[Dataset records]
--------------------------------

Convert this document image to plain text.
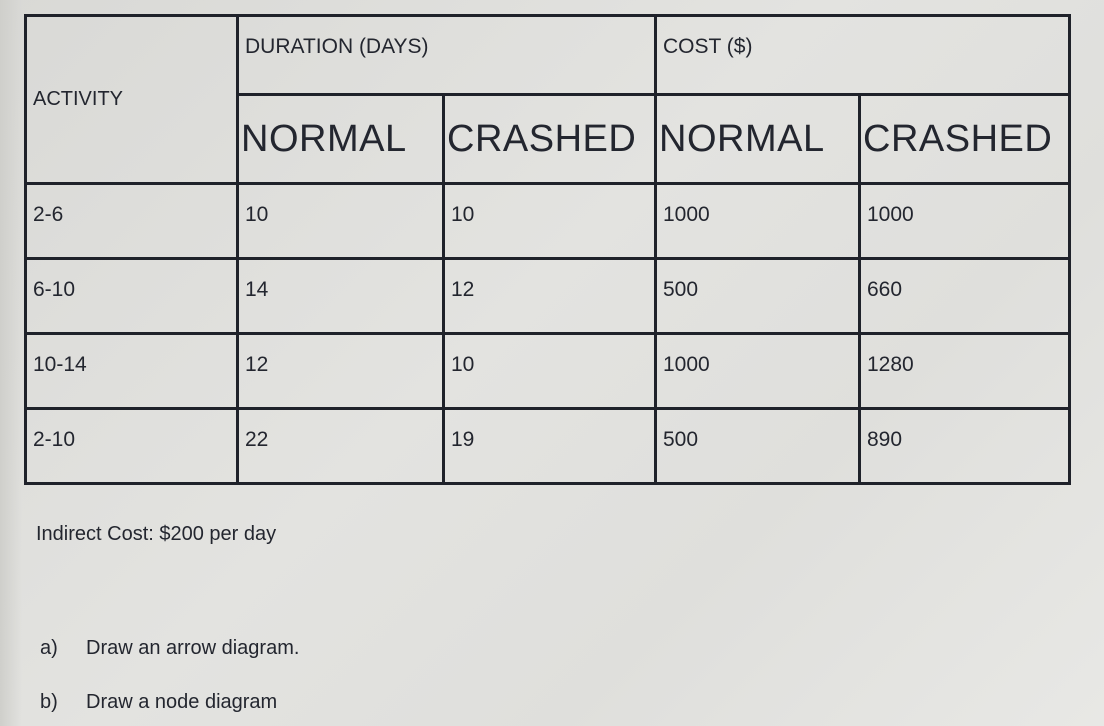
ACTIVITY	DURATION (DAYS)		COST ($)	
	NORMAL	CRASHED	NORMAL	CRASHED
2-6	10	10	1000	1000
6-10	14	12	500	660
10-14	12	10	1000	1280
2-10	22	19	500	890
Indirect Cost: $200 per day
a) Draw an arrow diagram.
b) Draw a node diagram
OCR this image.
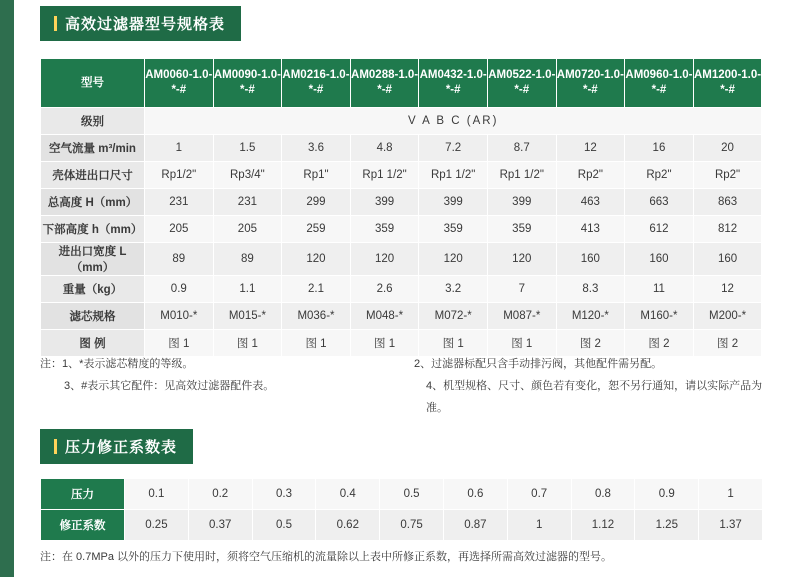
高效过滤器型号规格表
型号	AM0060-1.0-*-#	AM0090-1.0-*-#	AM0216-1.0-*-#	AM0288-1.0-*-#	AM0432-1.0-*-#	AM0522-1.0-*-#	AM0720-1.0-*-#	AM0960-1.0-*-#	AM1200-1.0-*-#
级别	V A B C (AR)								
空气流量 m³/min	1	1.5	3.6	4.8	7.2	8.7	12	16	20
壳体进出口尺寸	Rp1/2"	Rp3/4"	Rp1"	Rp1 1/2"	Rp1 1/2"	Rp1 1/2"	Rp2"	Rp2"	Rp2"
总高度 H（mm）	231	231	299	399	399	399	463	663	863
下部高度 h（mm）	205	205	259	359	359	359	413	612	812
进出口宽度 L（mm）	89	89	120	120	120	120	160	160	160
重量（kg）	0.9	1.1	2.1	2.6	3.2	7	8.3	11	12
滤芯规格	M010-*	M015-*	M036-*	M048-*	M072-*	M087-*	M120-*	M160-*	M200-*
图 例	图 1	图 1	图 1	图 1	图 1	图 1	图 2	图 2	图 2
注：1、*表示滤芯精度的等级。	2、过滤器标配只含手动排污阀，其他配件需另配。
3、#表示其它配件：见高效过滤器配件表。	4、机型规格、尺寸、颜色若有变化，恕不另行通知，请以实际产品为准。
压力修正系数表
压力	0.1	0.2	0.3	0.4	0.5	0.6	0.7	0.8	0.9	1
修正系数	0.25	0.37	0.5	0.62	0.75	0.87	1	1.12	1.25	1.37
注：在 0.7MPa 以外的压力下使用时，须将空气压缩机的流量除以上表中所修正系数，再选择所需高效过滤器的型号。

--------------------------------

● **YOUR OBJECTIVE**: In the listing, find each line with the string "diagram" and copy it.

● **EXERCISE SOLUTION**:
a) Draw an arrow diagram.
b) Draw a node diagram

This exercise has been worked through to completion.